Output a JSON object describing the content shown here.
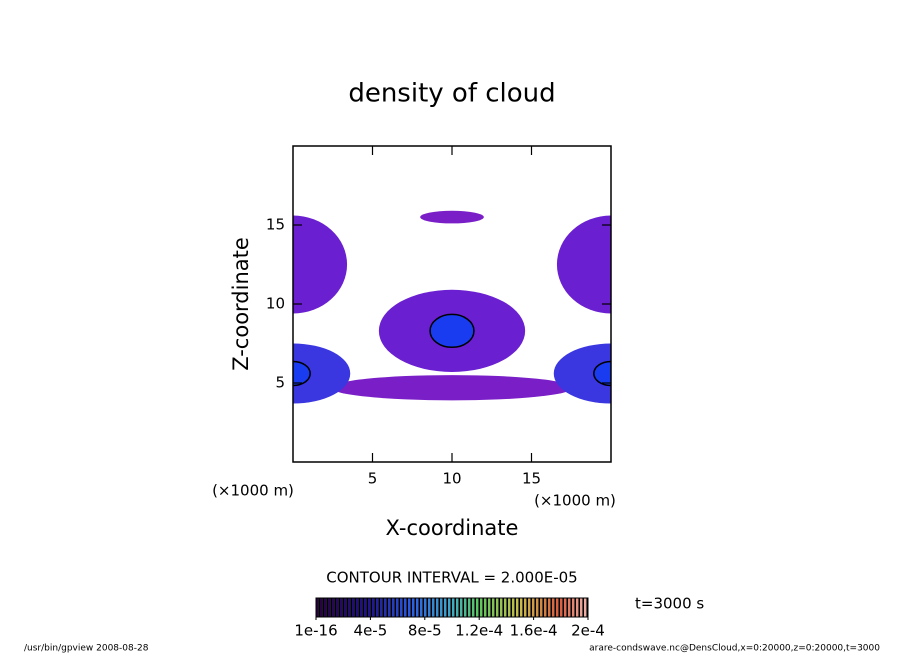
{
  "chart_data": {
    "type": "contour",
    "title": "density of cloud",
    "x_label": "X-coordinate",
    "y_label": "Z-coordinate",
    "x_unit_label": "(×1000 m)",
    "y_unit_label": "(×1000 m)",
    "xlim": [
      0,
      20
    ],
    "ylim": [
      0,
      20
    ],
    "xticks": [
      5,
      10,
      15
    ],
    "yticks": [
      5,
      10,
      15
    ],
    "features": [
      {
        "x": 10,
        "z": 15.5,
        "rx": 2,
        "rz": 0.4,
        "value": 1e-05,
        "color": "#7a1fc8"
      },
      {
        "x": 10,
        "z": 8.3,
        "rx": 4.6,
        "rz": 2.6,
        "value": 6e-05,
        "color": "#6a1fd0"
      },
      {
        "x": 0,
        "z": 12.5,
        "rx": 3.4,
        "rz": 3.1,
        "value": 3e-05,
        "color": "#6a1fd0"
      },
      {
        "x": 20,
        "z": 12.5,
        "rx": 3.4,
        "rz": 3.1,
        "value": 3e-05,
        "color": "#6a1fd0"
      },
      {
        "x": 10,
        "z": 4.7,
        "rx": 7.6,
        "rz": 0.8,
        "value": 2e-05,
        "color": "#7a1fc8"
      },
      {
        "x": 0,
        "z": 5.6,
        "rx": 3.6,
        "rz": 1.9,
        "value": 8e-05,
        "color": "#3a36e0"
      },
      {
        "x": 20,
        "z": 5.6,
        "rx": 3.6,
        "rz": 1.9,
        "value": 8e-05,
        "color": "#3a36e0"
      }
    ],
    "contour_interval_label": "CONTOUR INTERVAL = 2.000E-05",
    "time_label": "t=3000 s",
    "colorbar_lim": [
      0,
      0.0002
    ],
    "colorbar_ticks": [
      {
        "value": 1e-16,
        "label": "1e-16"
      },
      {
        "value": 4e-05,
        "label": "4e-5"
      },
      {
        "value": 8e-05,
        "label": "8e-5"
      },
      {
        "value": 0.00012,
        "label": "1.2e-4"
      },
      {
        "value": 0.00016,
        "label": "1.6e-4"
      },
      {
        "value": 0.0002,
        "label": "2e-4"
      }
    ],
    "footer_left": "/usr/bin/gpview   2008-08-28",
    "footer_right": "arare-condswave.nc@DensCloud,x=0:20000,z=0:20000,t=3000"
  }
}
######
Copy down every line of the entries containing the word "coordinate".

Answer to the task:
    "x_label": "X-coordinate",
    "y_label": "Z-coordinate",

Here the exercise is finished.